## EXTRACTED DATA
┌──
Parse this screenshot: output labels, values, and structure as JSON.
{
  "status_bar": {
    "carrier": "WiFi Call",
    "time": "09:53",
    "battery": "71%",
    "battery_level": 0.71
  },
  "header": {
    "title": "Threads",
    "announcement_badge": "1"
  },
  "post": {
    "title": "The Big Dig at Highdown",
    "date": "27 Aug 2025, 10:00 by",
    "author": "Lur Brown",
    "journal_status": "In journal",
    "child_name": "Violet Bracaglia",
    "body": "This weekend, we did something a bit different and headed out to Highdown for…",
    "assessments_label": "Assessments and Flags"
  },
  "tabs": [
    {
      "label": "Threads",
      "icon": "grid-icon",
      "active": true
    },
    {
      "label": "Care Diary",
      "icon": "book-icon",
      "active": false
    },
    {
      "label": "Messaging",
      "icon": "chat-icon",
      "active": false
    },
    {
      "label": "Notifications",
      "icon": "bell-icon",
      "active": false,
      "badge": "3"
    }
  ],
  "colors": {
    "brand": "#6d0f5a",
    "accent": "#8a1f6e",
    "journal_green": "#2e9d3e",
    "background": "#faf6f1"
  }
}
└──
## CHALLENGE
Scan the records for the string "title". Copy each line in which it appears.

## THE ANSWER
    "title": "Threads",
    "title": "The Big Dig at Highdown",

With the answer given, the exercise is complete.